* BEGIN Task material *

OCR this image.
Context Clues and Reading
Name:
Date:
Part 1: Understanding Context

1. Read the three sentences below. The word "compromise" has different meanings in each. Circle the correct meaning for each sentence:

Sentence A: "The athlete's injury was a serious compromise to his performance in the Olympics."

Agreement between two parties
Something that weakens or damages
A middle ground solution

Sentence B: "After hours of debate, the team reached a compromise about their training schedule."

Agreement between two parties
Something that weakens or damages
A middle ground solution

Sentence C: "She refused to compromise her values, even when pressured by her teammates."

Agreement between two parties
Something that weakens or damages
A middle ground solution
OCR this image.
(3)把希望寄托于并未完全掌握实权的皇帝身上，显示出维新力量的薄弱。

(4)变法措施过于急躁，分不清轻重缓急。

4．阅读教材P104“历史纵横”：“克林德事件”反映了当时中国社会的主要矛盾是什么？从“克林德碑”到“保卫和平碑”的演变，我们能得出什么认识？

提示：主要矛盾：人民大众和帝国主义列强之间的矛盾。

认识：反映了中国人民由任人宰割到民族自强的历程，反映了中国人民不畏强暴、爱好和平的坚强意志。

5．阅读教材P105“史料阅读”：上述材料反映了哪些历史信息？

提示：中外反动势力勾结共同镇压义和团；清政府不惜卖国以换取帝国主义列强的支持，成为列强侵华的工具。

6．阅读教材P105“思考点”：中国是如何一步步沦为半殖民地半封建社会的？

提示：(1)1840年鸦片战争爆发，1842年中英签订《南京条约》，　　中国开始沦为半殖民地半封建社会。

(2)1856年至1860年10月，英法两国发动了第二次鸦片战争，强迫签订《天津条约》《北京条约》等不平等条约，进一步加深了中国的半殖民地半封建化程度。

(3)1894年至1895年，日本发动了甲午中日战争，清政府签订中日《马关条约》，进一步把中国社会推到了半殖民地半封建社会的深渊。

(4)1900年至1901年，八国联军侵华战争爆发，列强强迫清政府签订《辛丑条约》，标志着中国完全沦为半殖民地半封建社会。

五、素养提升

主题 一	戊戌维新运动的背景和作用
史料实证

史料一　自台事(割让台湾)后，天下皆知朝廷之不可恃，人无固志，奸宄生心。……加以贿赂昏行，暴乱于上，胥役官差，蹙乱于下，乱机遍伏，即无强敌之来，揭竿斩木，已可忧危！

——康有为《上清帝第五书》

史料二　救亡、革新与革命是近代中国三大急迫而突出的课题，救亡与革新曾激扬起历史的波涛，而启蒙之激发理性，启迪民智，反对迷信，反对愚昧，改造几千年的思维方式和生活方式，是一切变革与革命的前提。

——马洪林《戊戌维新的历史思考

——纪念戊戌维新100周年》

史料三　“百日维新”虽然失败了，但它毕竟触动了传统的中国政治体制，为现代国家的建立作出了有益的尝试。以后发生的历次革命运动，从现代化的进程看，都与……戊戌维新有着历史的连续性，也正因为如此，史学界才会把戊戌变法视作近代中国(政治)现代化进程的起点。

* END Task material *

Each entry above is to be quoted exactly.

OCR this image.
Context Clues and Reading
Name:
Date:
Part 1: Understanding Context

1. Read the three sentences below. The word "compromise" has different meanings in each. Circle the correct meaning for each sentence:

Sentence A: "The athlete's injury was a serious compromise to his performance in the Olympics."

Agreement between two parties
Something that weakens or damages
A middle ground solution

Sentence B: "After hours of debate, the team reached a compromise about their training schedule."

Agreement between two parties
Something that weakens or damages
A middle ground solution

Sentence C: "She refused to compromise her values, even when pressured by her teammates."

Agreement between two parties
Something that weakens or damages
A middle ground solution
OCR this image.
(3)把希望寄托于并未完全掌握实权的皇帝身上，显示出维新力量的薄弱。

(4)变法措施过于急躁，分不清轻重缓急。

4．阅读教材P104“历史纵横”：“克林德事件”反映了当时中国社会的主要矛盾是什么？从“克林德碑”到“保卫和平碑”的演变，我们能得出什么认识？

提示：主要矛盾：人民大众和帝国主义列强之间的矛盾。

认识：反映了中国人民由任人宰割到民族自强的历程，反映了中国人民不畏强暴、爱好和平的坚强意志。

5．阅读教材P105“史料阅读”：上述材料反映了哪些历史信息？

提示：中外反动势力勾结共同镇压义和团；清政府不惜卖国以换取帝国主义列强的支持，成为列强侵华的工具。

6．阅读教材P105“思考点”：中国是如何一步步沦为半殖民地半封建社会的？

提示：(1)1840年鸦片战争爆发，1842年中英签订《南京条约》，　　中国开始沦为半殖民地半封建社会。

(2)1856年至1860年10月，英法两国发动了第二次鸦片战争，强迫签订《天津条约》《北京条约》等不平等条约，进一步加深了中国的半殖民地半封建化程度。

(3)1894年至1895年，日本发动了甲午中日战争，清政府签订中日《马关条约》，进一步把中国社会推到了半殖民地半封建社会的深渊。

(4)1900年至1901年，八国联军侵华战争爆发，列强强迫清政府签订《辛丑条约》，标志着中国完全沦为半殖民地半封建社会。

五、素养提升

主题 一	戊戌维新运动的背景和作用
史料实证

史料一　自台事(割让台湾)后，天下皆知朝廷之不可恃，人无固志，奸宄生心。……加以贿赂昏行，暴乱于上，胥役官差，蹙乱于下，乱机遍伏，即无强敌之来，揭竿斩木，已可忧危！

——康有为《上清帝第五书》

史料二　救亡、革新与革命是近代中国三大急迫而突出的课题，救亡与革新曾激扬起历史的波涛，而启蒙之激发理性，启迪民智，反对迷信，反对愚昧，改造几千年的思维方式和生活方式，是一切变革与革命的前提。

——马洪林《戊戌维新的历史思考

——纪念戊戌维新100周年》

史料三　“百日维新”虽然失败了，但它毕竟触动了传统的中国政治体制，为现代国家的建立作出了有益的尝试。以后发生的历次革命运动，从现代化的进程看，都与……戊戌维新有着历史的连续性，也正因为如此，史学界才会把戊戌变法视作近代中国(政治)现代化进程的起点。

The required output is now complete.